TASK DIRECTIONS:
Reproduce the items below without any change, from the line containing "I need the location" through the line containing "106, 466, 135]", with both of those lines included.

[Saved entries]
• • • • •
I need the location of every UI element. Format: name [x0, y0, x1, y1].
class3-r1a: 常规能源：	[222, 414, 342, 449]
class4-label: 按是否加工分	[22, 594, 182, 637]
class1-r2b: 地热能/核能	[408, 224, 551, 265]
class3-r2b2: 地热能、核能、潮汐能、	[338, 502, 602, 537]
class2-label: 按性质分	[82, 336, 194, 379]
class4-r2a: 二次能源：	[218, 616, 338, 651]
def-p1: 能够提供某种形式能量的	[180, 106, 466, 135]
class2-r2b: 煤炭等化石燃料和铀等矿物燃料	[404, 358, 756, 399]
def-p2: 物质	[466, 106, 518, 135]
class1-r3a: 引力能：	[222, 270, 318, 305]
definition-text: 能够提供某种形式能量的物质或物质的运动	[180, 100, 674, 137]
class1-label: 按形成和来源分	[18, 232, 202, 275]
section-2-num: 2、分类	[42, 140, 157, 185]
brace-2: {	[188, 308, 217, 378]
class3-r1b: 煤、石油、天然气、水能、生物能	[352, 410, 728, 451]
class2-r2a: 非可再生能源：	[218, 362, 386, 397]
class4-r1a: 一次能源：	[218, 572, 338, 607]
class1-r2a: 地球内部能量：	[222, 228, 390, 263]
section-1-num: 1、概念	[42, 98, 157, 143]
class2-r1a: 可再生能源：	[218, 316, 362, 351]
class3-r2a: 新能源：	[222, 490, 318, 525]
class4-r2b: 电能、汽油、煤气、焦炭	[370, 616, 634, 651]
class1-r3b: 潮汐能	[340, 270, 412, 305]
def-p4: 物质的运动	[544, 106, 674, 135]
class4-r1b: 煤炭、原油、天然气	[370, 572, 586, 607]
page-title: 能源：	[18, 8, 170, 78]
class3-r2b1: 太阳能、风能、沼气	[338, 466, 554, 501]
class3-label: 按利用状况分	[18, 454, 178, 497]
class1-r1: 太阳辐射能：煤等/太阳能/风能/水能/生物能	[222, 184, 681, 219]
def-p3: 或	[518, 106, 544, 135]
• • • • •
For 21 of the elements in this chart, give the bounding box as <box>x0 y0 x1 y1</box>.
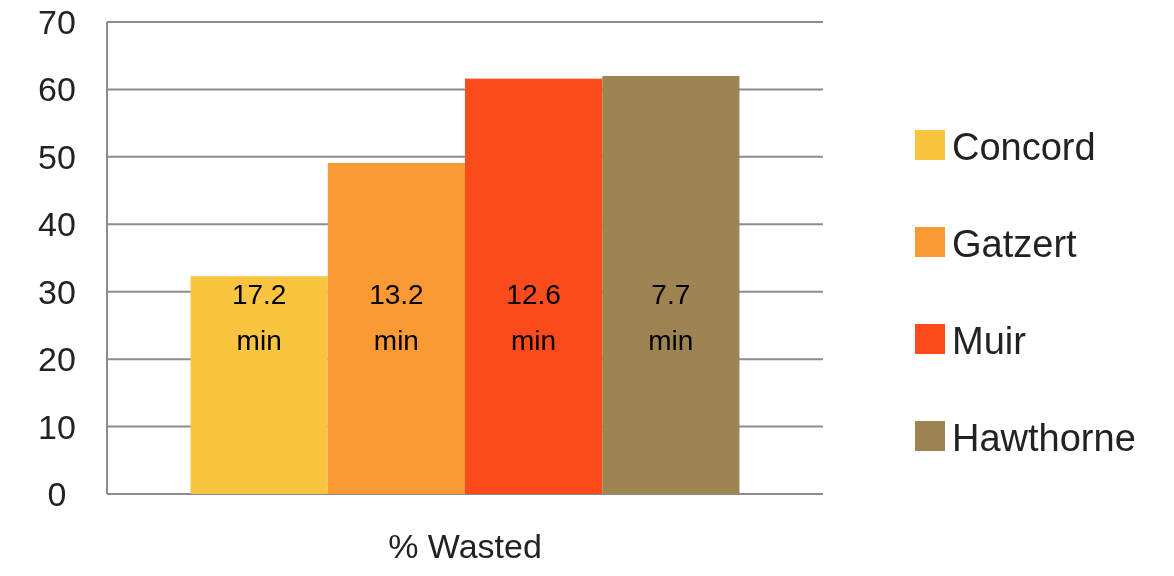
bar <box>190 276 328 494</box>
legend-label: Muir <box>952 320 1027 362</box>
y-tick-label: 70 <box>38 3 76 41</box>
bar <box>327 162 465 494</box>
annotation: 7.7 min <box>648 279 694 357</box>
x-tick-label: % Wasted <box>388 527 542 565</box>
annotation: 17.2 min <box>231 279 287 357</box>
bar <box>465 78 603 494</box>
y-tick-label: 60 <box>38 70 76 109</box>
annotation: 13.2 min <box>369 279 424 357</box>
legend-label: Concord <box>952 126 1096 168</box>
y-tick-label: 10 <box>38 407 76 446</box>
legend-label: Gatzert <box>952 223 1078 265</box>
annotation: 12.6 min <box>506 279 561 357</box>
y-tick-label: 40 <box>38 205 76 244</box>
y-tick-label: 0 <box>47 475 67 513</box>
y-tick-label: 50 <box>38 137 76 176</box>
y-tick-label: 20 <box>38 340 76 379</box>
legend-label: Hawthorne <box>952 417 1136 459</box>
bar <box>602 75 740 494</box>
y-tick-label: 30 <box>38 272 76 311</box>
• • • • •
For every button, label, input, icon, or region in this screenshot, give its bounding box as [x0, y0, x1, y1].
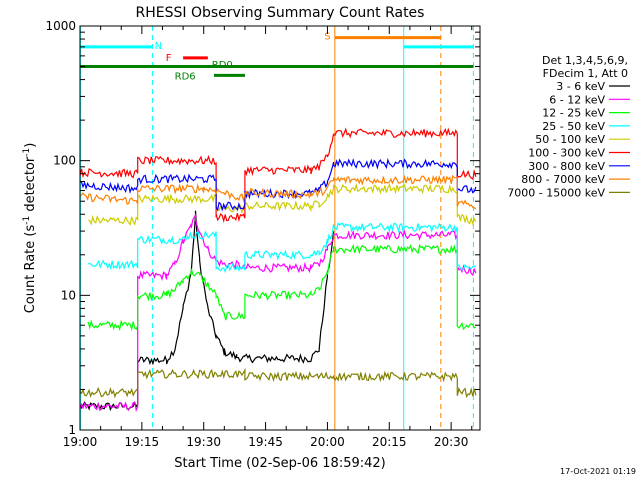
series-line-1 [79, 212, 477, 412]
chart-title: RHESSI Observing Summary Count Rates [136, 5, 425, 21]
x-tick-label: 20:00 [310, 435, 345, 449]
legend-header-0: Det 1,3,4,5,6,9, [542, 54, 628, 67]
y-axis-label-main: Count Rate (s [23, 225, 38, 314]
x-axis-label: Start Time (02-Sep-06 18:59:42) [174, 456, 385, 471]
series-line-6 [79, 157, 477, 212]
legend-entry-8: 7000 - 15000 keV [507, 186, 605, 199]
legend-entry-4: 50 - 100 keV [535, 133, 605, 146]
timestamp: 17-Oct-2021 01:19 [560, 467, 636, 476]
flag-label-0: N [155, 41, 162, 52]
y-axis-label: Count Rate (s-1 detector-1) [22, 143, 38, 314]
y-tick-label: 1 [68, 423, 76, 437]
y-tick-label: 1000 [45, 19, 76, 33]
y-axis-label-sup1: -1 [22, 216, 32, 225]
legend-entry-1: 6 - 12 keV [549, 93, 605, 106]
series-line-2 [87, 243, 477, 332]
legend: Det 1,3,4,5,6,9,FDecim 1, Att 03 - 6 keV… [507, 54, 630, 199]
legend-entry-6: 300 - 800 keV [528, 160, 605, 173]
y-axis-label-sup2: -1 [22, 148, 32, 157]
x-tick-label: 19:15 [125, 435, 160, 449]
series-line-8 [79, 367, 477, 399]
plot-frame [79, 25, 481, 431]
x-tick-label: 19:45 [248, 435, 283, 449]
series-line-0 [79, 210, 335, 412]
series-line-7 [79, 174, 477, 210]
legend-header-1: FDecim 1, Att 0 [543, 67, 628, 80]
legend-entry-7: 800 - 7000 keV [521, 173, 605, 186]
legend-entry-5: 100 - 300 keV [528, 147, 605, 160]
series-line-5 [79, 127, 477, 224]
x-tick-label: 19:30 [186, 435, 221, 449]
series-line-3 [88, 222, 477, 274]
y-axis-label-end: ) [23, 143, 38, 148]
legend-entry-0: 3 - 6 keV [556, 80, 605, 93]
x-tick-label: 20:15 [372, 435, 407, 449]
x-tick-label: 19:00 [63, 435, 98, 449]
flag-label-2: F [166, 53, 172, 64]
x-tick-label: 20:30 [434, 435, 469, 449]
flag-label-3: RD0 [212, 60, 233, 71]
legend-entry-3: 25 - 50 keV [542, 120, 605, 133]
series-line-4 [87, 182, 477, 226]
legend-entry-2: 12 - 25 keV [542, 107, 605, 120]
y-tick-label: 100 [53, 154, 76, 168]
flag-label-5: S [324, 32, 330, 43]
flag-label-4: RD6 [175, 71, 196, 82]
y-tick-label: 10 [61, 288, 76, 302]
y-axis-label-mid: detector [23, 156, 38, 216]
• • • • •
TASK RESULT:
I need the location of every UI element. Format: name [x0, y0, x1, y1].
class3-r1a: 常规能源：	[222, 414, 342, 449]
class4-label: 按是否加工分	[22, 594, 182, 637]
class1-r2b: 地热能/核能	[408, 224, 551, 265]
class3-r2b2: 地热能、核能、潮汐能、	[338, 502, 602, 537]
class2-label: 按性质分	[82, 336, 194, 379]
class4-r2a: 二次能源：	[218, 616, 338, 651]
def-p1: 能够提供某种形式能量的	[180, 106, 466, 135]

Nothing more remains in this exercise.